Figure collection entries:
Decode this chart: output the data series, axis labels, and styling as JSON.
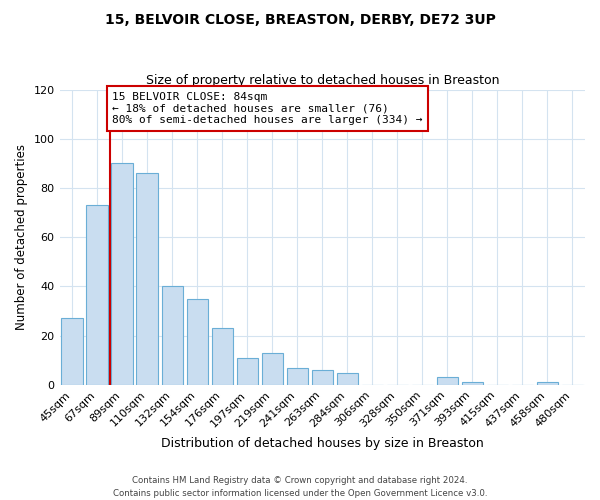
{
  "title1": "15, BELVOIR CLOSE, BREASTON, DERBY, DE72 3UP",
  "title2": "Size of property relative to detached houses in Breaston",
  "xlabel": "Distribution of detached houses by size in Breaston",
  "ylabel": "Number of detached properties",
  "bar_labels": [
    "45sqm",
    "67sqm",
    "89sqm",
    "110sqm",
    "132sqm",
    "154sqm",
    "176sqm",
    "197sqm",
    "219sqm",
    "241sqm",
    "263sqm",
    "284sqm",
    "306sqm",
    "328sqm",
    "350sqm",
    "371sqm",
    "393sqm",
    "415sqm",
    "437sqm",
    "458sqm",
    "480sqm"
  ],
  "bar_values": [
    27,
    73,
    90,
    86,
    40,
    35,
    23,
    11,
    13,
    7,
    6,
    5,
    0,
    0,
    0,
    3,
    1,
    0,
    0,
    1,
    0
  ],
  "bar_color": "#c9ddf0",
  "bar_edge_color": "#6aaed6",
  "vline_color": "#cc0000",
  "annotation_title": "15 BELVOIR CLOSE: 84sqm",
  "annotation_line1": "← 18% of detached houses are smaller (76)",
  "annotation_line2": "80% of semi-detached houses are larger (334) →",
  "annotation_box_color": "#ffffff",
  "annotation_box_edge": "#cc0000",
  "ylim": [
    0,
    120
  ],
  "yticks": [
    0,
    20,
    40,
    60,
    80,
    100,
    120
  ],
  "footer1": "Contains HM Land Registry data © Crown copyright and database right 2024.",
  "footer2": "Contains public sector information licensed under the Open Government Licence v3.0.",
  "bg_color": "#ffffff",
  "grid_color": "#d4e3f0"
}
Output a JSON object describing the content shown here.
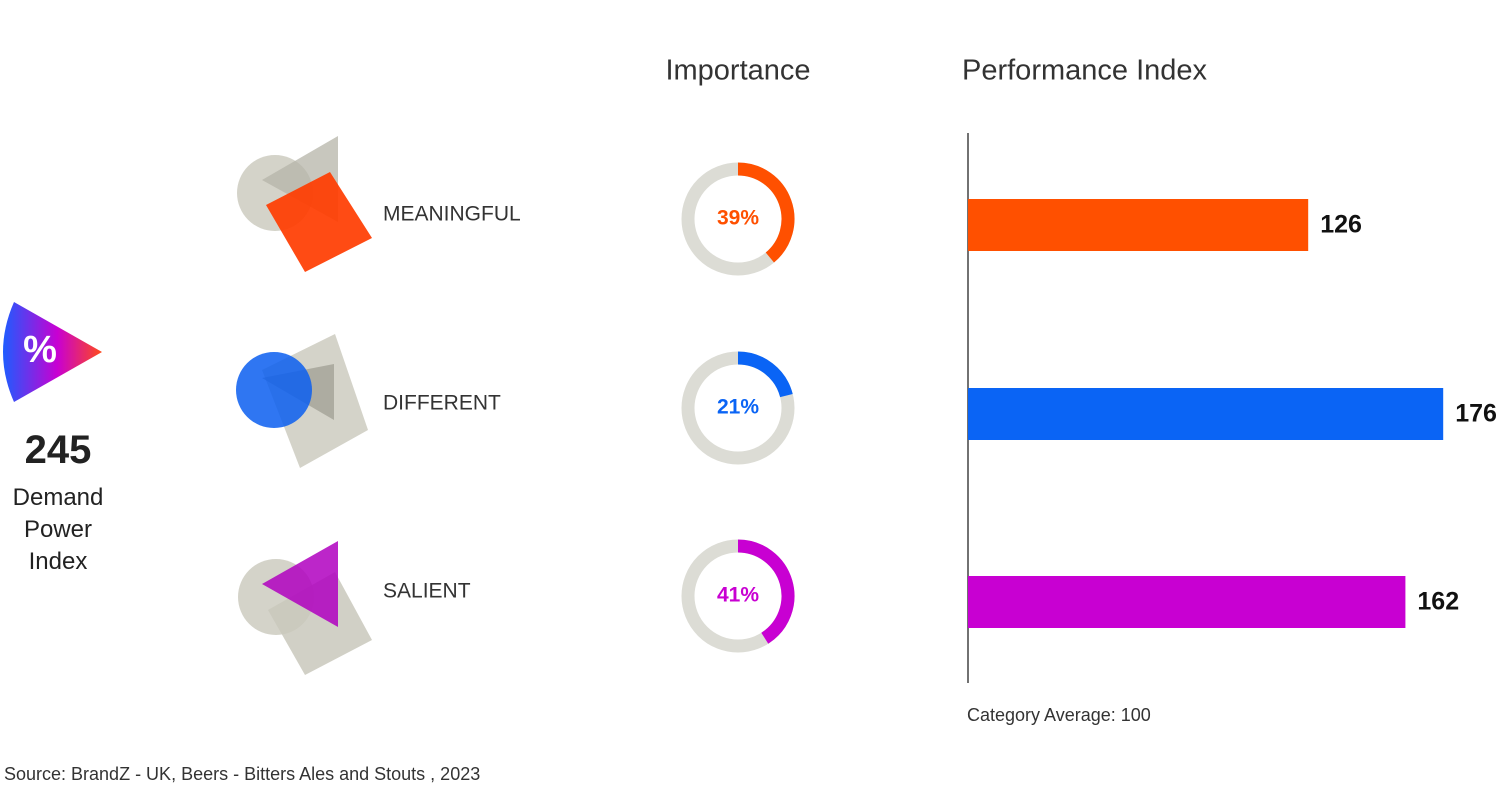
{
  "kpi": {
    "icon": "%",
    "value": 245,
    "label": "Demand Power Index"
  },
  "chart_data": {
    "type": "bar",
    "categories": [
      "MEANINGFUL",
      "DIFFERENT",
      "SALIENT"
    ],
    "colors": [
      "#ff5000",
      "#0a64f5",
      "#c800d2"
    ],
    "series": [
      {
        "name": "Importance",
        "type": "donut",
        "values": [
          39,
          21,
          41
        ],
        "value_labels": [
          "39%",
          "21%",
          "41%"
        ]
      },
      {
        "name": "Performance Index",
        "values": [
          126,
          176,
          162
        ]
      }
    ],
    "xlim": [
      0,
      180
    ],
    "note": "Category Average: 100"
  },
  "source": "Source: BrandZ - UK, Beers - Bitters Ales and Stouts , 2023"
}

**Exercise instructions:** Could you repeat all of the material exactly? Pictures should not be copied.

**Exercise answer:**
Decode this chart: output the data series, axis labels, and styling as JSON.
{
  "title1": "15, BELVOIR CLOSE, BREASTON, DERBY, DE72 3UP",
  "title2": "Size of property relative to detached houses in Breaston",
  "xlabel": "Distribution of detached houses by size in Breaston",
  "ylabel": "Number of detached properties",
  "bar_labels": [
    "45sqm",
    "67sqm",
    "89sqm",
    "110sqm",
    "132sqm",
    "154sqm",
    "176sqm",
    "197sqm",
    "219sqm",
    "241sqm",
    "263sqm",
    "284sqm",
    "306sqm",
    "328sqm",
    "350sqm",
    "371sqm",
    "393sqm",
    "415sqm",
    "437sqm",
    "458sqm",
    "480sqm"
  ],
  "bar_values": [
    27,
    73,
    90,
    86,
    40,
    35,
    23,
    11,
    13,
    7,
    6,
    5,
    0,
    0,
    0,
    3,
    1,
    0,
    0,
    1,
    0
  ],
  "bar_color": "#c9ddf0",
  "bar_edge_color": "#6aaed6",
  "vline_color": "#cc0000",
  "annotation_title": "15 BELVOIR CLOSE: 84sqm",
  "annotation_line1": "← 18% of detached houses are smaller (76)",
  "annotation_line2": "80% of semi-detached houses are larger (334) →",
  "annotation_box_color": "#ffffff",
  "annotation_box_edge": "#cc0000",
  "ylim": [
    0,
    120
  ],
  "yticks": [
    0,
    20,
    40,
    60,
    80,
    100,
    120
  ],
  "footer1": "Contains HM Land Registry data © Crown copyright and database right 2024.",
  "footer2": "Contains public sector information licensed under the Open Government Licence v3.0.",
  "bg_color": "#ffffff",
  "grid_color": "#d4e3f0"
}
Output a JSON object describing the content shown here.
{
  "kpi": {
    "icon": "%",
    "value": 245,
    "label": "Demand Power Index"
  },
  "chart_data": {
    "type": "bar",
    "categories": [
      "MEANINGFUL",
      "DIFFERENT",
      "SALIENT"
    ],
    "colors": [
      "#ff5000",
      "#0a64f5",
      "#c800d2"
    ],
    "series": [
      {
        "name": "Importance",
        "type": "donut",
        "values": [
          39,
          21,
          41
        ],
        "value_labels": [
          "39%",
          "21%",
          "41%"
        ]
      },
      {
        "name": "Performance Index",
        "values": [
          126,
          176,
          162
        ]
      }
    ],
    "xlim": [
      0,
      180
    ],
    "note": "Category Average: 100"
  },
  "source": "Source: BrandZ - UK, Beers - Bitters Ales and Stouts , 2023"
}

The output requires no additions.